• WHAT IS BEING ASKED:
Every entry that follows should be reproduced exactly.

• RECORDS PROVIDED:
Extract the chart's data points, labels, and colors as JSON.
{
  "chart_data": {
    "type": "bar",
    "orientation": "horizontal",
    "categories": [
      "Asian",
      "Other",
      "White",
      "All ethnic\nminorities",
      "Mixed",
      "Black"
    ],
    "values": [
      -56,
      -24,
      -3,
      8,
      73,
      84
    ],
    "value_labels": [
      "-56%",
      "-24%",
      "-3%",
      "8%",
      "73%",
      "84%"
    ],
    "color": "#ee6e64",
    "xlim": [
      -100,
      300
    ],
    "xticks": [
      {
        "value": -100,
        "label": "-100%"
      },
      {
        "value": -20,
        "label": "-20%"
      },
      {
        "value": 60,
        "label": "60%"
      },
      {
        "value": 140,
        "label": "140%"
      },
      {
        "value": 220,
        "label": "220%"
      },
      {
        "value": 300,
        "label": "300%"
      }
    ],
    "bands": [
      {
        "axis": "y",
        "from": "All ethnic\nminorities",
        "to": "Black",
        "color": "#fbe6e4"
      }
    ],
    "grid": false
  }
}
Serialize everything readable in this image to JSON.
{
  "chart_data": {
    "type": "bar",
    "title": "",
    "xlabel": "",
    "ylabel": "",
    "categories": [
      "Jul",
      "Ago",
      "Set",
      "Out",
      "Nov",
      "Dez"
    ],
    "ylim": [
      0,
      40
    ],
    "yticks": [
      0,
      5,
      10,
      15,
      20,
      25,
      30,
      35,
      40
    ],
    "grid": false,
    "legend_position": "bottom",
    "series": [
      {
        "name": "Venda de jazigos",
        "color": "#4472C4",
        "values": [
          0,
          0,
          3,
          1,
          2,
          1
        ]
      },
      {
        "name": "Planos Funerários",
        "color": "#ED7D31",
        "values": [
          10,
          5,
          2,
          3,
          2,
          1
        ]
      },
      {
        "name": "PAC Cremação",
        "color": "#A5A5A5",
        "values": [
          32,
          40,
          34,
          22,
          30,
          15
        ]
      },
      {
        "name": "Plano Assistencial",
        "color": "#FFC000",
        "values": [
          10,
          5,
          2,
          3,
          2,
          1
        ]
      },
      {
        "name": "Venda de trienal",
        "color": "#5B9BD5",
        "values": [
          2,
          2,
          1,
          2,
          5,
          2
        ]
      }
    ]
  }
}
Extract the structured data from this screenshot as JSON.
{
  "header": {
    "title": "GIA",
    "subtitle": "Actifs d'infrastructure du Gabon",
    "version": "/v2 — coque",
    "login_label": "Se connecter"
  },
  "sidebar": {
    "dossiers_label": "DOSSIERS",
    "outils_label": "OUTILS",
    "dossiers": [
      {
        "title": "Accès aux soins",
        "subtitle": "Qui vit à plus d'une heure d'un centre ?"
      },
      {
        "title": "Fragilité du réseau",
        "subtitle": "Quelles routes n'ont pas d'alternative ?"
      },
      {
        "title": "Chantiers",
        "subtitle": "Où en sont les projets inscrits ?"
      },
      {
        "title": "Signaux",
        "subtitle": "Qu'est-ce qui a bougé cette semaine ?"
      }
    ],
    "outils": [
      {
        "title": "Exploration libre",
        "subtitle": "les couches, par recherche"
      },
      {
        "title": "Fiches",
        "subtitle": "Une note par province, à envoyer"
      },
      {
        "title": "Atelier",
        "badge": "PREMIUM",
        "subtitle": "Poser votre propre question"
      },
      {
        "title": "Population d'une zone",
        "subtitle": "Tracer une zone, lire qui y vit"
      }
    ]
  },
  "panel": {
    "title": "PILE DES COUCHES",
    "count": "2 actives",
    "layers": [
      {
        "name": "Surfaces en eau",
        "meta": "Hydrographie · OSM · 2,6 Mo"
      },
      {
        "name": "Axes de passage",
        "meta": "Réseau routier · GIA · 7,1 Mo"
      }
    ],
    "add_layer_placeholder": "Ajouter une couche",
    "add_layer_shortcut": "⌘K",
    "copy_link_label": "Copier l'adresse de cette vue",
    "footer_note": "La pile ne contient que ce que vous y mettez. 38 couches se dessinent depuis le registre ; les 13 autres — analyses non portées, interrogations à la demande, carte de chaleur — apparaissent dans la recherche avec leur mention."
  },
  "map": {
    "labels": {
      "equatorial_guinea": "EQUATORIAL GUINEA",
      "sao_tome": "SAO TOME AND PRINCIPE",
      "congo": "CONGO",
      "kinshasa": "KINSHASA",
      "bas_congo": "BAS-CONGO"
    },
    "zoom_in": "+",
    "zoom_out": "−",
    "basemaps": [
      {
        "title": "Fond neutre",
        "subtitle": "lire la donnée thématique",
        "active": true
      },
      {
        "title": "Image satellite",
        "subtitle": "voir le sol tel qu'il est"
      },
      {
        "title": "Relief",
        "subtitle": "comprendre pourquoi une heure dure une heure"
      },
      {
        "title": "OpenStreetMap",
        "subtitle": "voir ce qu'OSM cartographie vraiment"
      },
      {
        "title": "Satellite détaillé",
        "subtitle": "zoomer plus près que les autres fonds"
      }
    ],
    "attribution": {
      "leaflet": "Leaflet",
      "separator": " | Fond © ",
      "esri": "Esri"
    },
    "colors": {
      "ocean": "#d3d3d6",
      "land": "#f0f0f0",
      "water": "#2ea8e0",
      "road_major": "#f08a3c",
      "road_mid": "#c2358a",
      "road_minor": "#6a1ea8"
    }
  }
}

• SOLUTION:
Extract the chart's data points, labels, and colors as JSON.
{
  "chart_data": {
    "type": "bar",
    "orientation": "horizontal",
    "categories": [
      "Asian",
      "Other",
      "White",
      "All ethnic\nminorities",
      "Mixed",
      "Black"
    ],
    "values": [
      -56,
      -24,
      -3,
      8,
      73,
      84
    ],
    "value_labels": [
      "-56%",
      "-24%",
      "-3%",
      "8%",
      "73%",
      "84%"
    ],
    "color": "#ee6e64",
    "xlim": [
      -100,
      300
    ],
    "xticks": [
      {
        "value": -100,
        "label": "-100%"
      },
      {
        "value": -20,
        "label": "-20%"
      },
      {
        "value": 60,
        "label": "60%"
      },
      {
        "value": 140,
        "label": "140%"
      },
      {
        "value": 220,
        "label": "220%"
      },
      {
        "value": 300,
        "label": "300%"
      }
    ],
    "bands": [
      {
        "axis": "y",
        "from": "All ethnic\nminorities",
        "to": "Black",
        "color": "#fbe6e4"
      }
    ],
    "grid": false
  }
}
Serialize everything readable in this image to JSON.
{
  "chart_data": {
    "type": "bar",
    "title": "",
    "xlabel": "",
    "ylabel": "",
    "categories": [
      "Jul",
      "Ago",
      "Set",
      "Out",
      "Nov",
      "Dez"
    ],
    "ylim": [
      0,
      40
    ],
    "yticks": [
      0,
      5,
      10,
      15,
      20,
      25,
      30,
      35,
      40
    ],
    "grid": false,
    "legend_position": "bottom",
    "series": [
      {
        "name": "Venda de jazigos",
        "color": "#4472C4",
        "values": [
          0,
          0,
          3,
          1,
          2,
          1
        ]
      },
      {
        "name": "Planos Funerários",
        "color": "#ED7D31",
        "values": [
          10,
          5,
          2,
          3,
          2,
          1
        ]
      },
      {
        "name": "PAC Cremação",
        "color": "#A5A5A5",
        "values": [
          32,
          40,
          34,
          22,
          30,
          15
        ]
      },
      {
        "name": "Plano Assistencial",
        "color": "#FFC000",
        "values": [
          10,
          5,
          2,
          3,
          2,
          1
        ]
      },
      {
        "name": "Venda de trienal",
        "color": "#5B9BD5",
        "values": [
          2,
          2,
          1,
          2,
          5,
          2
        ]
      }
    ]
  }
}
Extract the structured data from this screenshot as JSON.
{
  "header": {
    "title": "GIA",
    "subtitle": "Actifs d'infrastructure du Gabon",
    "version": "/v2 — coque",
    "login_label": "Se connecter"
  },
  "sidebar": {
    "dossiers_label": "DOSSIERS",
    "outils_label": "OUTILS",
    "dossiers": [
      {
        "title": "Accès aux soins",
        "subtitle": "Qui vit à plus d'une heure d'un centre ?"
      },
      {
        "title": "Fragilité du réseau",
        "subtitle": "Quelles routes n'ont pas d'alternative ?"
      },
      {
        "title": "Chantiers",
        "subtitle": "Où en sont les projets inscrits ?"
      },
      {
        "title": "Signaux",
        "subtitle": "Qu'est-ce qui a bougé cette semaine ?"
      }
    ],
    "outils": [
      {
        "title": "Exploration libre",
        "subtitle": "les couches, par recherche"
      },
      {
        "title": "Fiches",
        "subtitle": "Une note par province, à envoyer"
      },
      {
        "title": "Atelier",
        "badge": "PREMIUM",
        "subtitle": "Poser votre propre question"
      },
      {
        "title": "Population d'une zone",
        "subtitle": "Tracer une zone, lire qui y vit"
      }
    ]
  },
  "panel": {
    "title": "PILE DES COUCHES",
    "count": "2 actives",
    "layers": [
      {
        "name": "Surfaces en eau",
        "meta": "Hydrographie · OSM · 2,6 Mo"
      },
      {
        "name": "Axes de passage",
        "meta": "Réseau routier · GIA · 7,1 Mo"
      }
    ],
    "add_layer_placeholder": "Ajouter une couche",
    "add_layer_shortcut": "⌘K",
    "copy_link_label": "Copier l'adresse de cette vue",
    "footer_note": "La pile ne contient que ce que vous y mettez. 38 couches se dessinent depuis le registre ; les 13 autres — analyses non portées, interrogations à la demande, carte de chaleur — apparaissent dans la recherche avec leur mention."
  },
  "map": {
    "labels": {
      "equatorial_guinea": "EQUATORIAL GUINEA",
      "sao_tome": "SAO TOME AND PRINCIPE",
      "congo": "CONGO",
      "kinshasa": "KINSHASA",
      "bas_congo": "BAS-CONGO"
    },
    "zoom_in": "+",
    "zoom_out": "−",
    "basemaps": [
      {
        "title": "Fond neutre",
        "subtitle": "lire la donnée thématique",
        "active": true
      },
      {
        "title": "Image satellite",
        "subtitle": "voir le sol tel qu'il est"
      },
      {
        "title": "Relief",
        "subtitle": "comprendre pourquoi une heure dure une heure"
      },
      {
        "title": "OpenStreetMap",
        "subtitle": "voir ce qu'OSM cartographie vraiment"
      },
      {
        "title": "Satellite détaillé",
        "subtitle": "zoomer plus près que les autres fonds"
      }
    ],
    "attribution": {
      "leaflet": "Leaflet",
      "separator": " | Fond © ",
      "esri": "Esri"
    },
    "colors": {
      "ocean": "#d3d3d6",
      "land": "#f0f0f0",
      "water": "#2ea8e0",
      "road_major": "#f08a3c",
      "road_mid": "#c2358a",
      "road_minor": "#6a1ea8"
    }
  }
}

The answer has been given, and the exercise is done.